Give back the whole listing exactly as shown.

(Data entries)
○ ○ ○ ○ ○ ○ ○
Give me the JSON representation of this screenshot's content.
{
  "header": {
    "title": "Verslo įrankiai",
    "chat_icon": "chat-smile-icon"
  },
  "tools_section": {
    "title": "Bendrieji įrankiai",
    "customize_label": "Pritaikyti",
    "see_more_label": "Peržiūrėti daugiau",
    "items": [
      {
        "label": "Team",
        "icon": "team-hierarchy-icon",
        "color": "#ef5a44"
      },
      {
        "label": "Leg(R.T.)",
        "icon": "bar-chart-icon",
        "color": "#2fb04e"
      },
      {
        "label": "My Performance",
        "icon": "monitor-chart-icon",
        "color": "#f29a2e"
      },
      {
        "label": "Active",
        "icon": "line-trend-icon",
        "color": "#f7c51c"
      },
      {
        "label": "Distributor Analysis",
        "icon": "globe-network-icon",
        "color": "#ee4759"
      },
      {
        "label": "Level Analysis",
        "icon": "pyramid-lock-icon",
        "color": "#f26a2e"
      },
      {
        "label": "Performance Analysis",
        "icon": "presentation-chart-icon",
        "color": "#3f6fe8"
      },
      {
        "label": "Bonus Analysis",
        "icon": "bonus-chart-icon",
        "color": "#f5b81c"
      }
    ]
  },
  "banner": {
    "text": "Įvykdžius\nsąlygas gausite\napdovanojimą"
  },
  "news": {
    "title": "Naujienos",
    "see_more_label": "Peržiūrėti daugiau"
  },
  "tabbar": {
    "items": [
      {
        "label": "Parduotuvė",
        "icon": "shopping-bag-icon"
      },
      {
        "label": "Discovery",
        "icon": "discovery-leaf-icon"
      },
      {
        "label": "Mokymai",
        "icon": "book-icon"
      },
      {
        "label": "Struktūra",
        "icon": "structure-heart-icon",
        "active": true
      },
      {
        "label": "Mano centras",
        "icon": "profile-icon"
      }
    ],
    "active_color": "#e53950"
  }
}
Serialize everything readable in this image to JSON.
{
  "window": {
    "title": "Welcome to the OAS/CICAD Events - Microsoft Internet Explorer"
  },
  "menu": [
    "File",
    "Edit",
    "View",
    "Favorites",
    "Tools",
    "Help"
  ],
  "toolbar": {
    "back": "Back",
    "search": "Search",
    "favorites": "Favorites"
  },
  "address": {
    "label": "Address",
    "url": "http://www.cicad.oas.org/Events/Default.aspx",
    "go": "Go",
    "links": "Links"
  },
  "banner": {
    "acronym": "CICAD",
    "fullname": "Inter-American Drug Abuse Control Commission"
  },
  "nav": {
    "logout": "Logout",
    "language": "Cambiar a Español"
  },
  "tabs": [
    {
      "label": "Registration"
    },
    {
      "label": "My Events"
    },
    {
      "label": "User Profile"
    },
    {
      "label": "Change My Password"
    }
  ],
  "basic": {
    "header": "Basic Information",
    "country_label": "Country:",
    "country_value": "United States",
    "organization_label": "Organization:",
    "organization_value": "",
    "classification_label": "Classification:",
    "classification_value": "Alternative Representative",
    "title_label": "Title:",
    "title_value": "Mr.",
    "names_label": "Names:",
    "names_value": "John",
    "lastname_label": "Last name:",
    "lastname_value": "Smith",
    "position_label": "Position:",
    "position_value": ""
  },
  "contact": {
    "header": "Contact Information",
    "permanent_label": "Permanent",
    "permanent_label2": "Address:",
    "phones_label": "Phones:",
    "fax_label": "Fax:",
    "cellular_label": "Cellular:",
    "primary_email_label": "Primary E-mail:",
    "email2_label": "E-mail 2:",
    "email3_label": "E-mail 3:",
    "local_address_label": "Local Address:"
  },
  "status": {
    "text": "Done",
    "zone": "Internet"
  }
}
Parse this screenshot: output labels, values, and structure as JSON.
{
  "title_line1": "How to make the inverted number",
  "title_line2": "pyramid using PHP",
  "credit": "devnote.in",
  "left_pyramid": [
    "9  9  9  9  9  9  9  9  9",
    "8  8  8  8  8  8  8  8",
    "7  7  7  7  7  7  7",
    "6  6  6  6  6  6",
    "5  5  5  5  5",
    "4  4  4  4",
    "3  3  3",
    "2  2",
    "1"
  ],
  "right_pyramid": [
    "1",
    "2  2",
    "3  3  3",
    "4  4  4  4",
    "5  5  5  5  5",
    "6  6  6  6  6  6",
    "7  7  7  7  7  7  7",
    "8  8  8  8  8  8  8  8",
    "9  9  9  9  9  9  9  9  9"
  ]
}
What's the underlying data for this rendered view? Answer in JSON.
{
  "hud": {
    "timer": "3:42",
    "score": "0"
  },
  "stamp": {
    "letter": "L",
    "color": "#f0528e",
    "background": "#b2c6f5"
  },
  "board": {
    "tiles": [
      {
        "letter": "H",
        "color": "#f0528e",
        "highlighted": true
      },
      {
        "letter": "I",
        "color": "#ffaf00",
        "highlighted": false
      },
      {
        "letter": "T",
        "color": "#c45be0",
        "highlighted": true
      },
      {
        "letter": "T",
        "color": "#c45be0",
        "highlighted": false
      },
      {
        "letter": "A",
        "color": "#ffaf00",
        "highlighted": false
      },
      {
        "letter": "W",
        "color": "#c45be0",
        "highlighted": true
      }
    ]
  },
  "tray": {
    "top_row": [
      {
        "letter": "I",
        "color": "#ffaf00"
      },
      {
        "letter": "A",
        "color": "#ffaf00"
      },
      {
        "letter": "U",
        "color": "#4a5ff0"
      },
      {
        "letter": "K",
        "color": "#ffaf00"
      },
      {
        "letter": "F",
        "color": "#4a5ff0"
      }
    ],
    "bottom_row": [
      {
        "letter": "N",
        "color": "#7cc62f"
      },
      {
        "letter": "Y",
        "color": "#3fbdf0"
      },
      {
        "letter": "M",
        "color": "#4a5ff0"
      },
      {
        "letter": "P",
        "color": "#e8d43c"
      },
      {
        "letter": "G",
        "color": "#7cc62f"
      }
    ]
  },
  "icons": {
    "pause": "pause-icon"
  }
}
○ ○ ○ ○ ○ ○ ○
= Complete response =
Give me the JSON representation of this screenshot's content.
{
  "header": {
    "title": "Verslo įrankiai",
    "chat_icon": "chat-smile-icon"
  },
  "tools_section": {
    "title": "Bendrieji įrankiai",
    "customize_label": "Pritaikyti",
    "see_more_label": "Peržiūrėti daugiau",
    "items": [
      {
        "label": "Team",
        "icon": "team-hierarchy-icon",
        "color": "#ef5a44"
      },
      {
        "label": "Leg(R.T.)",
        "icon": "bar-chart-icon",
        "color": "#2fb04e"
      },
      {
        "label": "My Performance",
        "icon": "monitor-chart-icon",
        "color": "#f29a2e"
      },
      {
        "label": "Active",
        "icon": "line-trend-icon",
        "color": "#f7c51c"
      },
      {
        "label": "Distributor Analysis",
        "icon": "globe-network-icon",
        "color": "#ee4759"
      },
      {
        "label": "Level Analysis",
        "icon": "pyramid-lock-icon",
        "color": "#f26a2e"
      },
      {
        "label": "Performance Analysis",
        "icon": "presentation-chart-icon",
        "color": "#3f6fe8"
      },
      {
        "label": "Bonus Analysis",
        "icon": "bonus-chart-icon",
        "color": "#f5b81c"
      }
    ]
  },
  "banner": {
    "text": "Įvykdžius\nsąlygas gausite\napdovanojimą"
  },
  "news": {
    "title": "Naujienos",
    "see_more_label": "Peržiūrėti daugiau"
  },
  "tabbar": {
    "items": [
      {
        "label": "Parduotuvė",
        "icon": "shopping-bag-icon"
      },
      {
        "label": "Discovery",
        "icon": "discovery-leaf-icon"
      },
      {
        "label": "Mokymai",
        "icon": "book-icon"
      },
      {
        "label": "Struktūra",
        "icon": "structure-heart-icon",
        "active": true
      },
      {
        "label": "Mano centras",
        "icon": "profile-icon"
      }
    ],
    "active_color": "#e53950"
  }
}
Serialize everything readable in this image to JSON.
{
  "window": {
    "title": "Welcome to the OAS/CICAD Events - Microsoft Internet Explorer"
  },
  "menu": [
    "File",
    "Edit",
    "View",
    "Favorites",
    "Tools",
    "Help"
  ],
  "toolbar": {
    "back": "Back",
    "search": "Search",
    "favorites": "Favorites"
  },
  "address": {
    "label": "Address",
    "url": "http://www.cicad.oas.org/Events/Default.aspx",
    "go": "Go",
    "links": "Links"
  },
  "banner": {
    "acronym": "CICAD",
    "fullname": "Inter-American Drug Abuse Control Commission"
  },
  "nav": {
    "logout": "Logout",
    "language": "Cambiar a Español"
  },
  "tabs": [
    {
      "label": "Registration"
    },
    {
      "label": "My Events"
    },
    {
      "label": "User Profile"
    },
    {
      "label": "Change My Password"
    }
  ],
  "basic": {
    "header": "Basic Information",
    "country_label": "Country:",
    "country_value": "United States",
    "organization_label": "Organization:",
    "organization_value": "",
    "classification_label": "Classification:",
    "classification_value": "Alternative Representative",
    "title_label": "Title:",
    "title_value": "Mr.",
    "names_label": "Names:",
    "names_value": "John",
    "lastname_label": "Last name:",
    "lastname_value": "Smith",
    "position_label": "Position:",
    "position_value": ""
  },
  "contact": {
    "header": "Contact Information",
    "permanent_label": "Permanent",
    "permanent_label2": "Address:",
    "phones_label": "Phones:",
    "fax_label": "Fax:",
    "cellular_label": "Cellular:",
    "primary_email_label": "Primary E-mail:",
    "email2_label": "E-mail 2:",
    "email3_label": "E-mail 3:",
    "local_address_label": "Local Address:"
  },
  "status": {
    "text": "Done",
    "zone": "Internet"
  }
}
Parse this screenshot: output labels, values, and structure as JSON.
{
  "title_line1": "How to make the inverted number",
  "title_line2": "pyramid using PHP",
  "credit": "devnote.in",
  "left_pyramid": [
    "9  9  9  9  9  9  9  9  9",
    "8  8  8  8  8  8  8  8",
    "7  7  7  7  7  7  7",
    "6  6  6  6  6  6",
    "5  5  5  5  5",
    "4  4  4  4",
    "3  3  3",
    "2  2",
    "1"
  ],
  "right_pyramid": [
    "1",
    "2  2",
    "3  3  3",
    "4  4  4  4",
    "5  5  5  5  5",
    "6  6  6  6  6  6",
    "7  7  7  7  7  7  7",
    "8  8  8  8  8  8  8  8",
    "9  9  9  9  9  9  9  9  9"
  ]
}
What's the underlying data for this rendered view? Answer in JSON.
{
  "hud": {
    "timer": "3:42",
    "score": "0"
  },
  "stamp": {
    "letter": "L",
    "color": "#f0528e",
    "background": "#b2c6f5"
  },
  "board": {
    "tiles": [
      {
        "letter": "H",
        "color": "#f0528e",
        "highlighted": true
      },
      {
        "letter": "I",
        "color": "#ffaf00",
        "highlighted": false
      },
      {
        "letter": "T",
        "color": "#c45be0",
        "highlighted": true
      },
      {
        "letter": "T",
        "color": "#c45be0",
        "highlighted": false
      },
      {
        "letter": "A",
        "color": "#ffaf00",
        "highlighted": false
      },
      {
        "letter": "W",
        "color": "#c45be0",
        "highlighted": true
      }
    ]
  },
  "tray": {
    "top_row": [
      {
        "letter": "I",
        "color": "#ffaf00"
      },
      {
        "letter": "A",
        "color": "#ffaf00"
      },
      {
        "letter": "U",
        "color": "#4a5ff0"
      },
      {
        "letter": "K",
        "color": "#ffaf00"
      },
      {
        "letter": "F",
        "color": "#4a5ff0"
      }
    ],
    "bottom_row": [
      {
        "letter": "N",
        "color": "#7cc62f"
      },
      {
        "letter": "Y",
        "color": "#3fbdf0"
      },
      {
        "letter": "M",
        "color": "#4a5ff0"
      },
      {
        "letter": "P",
        "color": "#e8d43c"
      },
      {
        "letter": "G",
        "color": "#7cc62f"
      }
    ]
  },
  "icons": {
    "pause": "pause-icon"
  }
}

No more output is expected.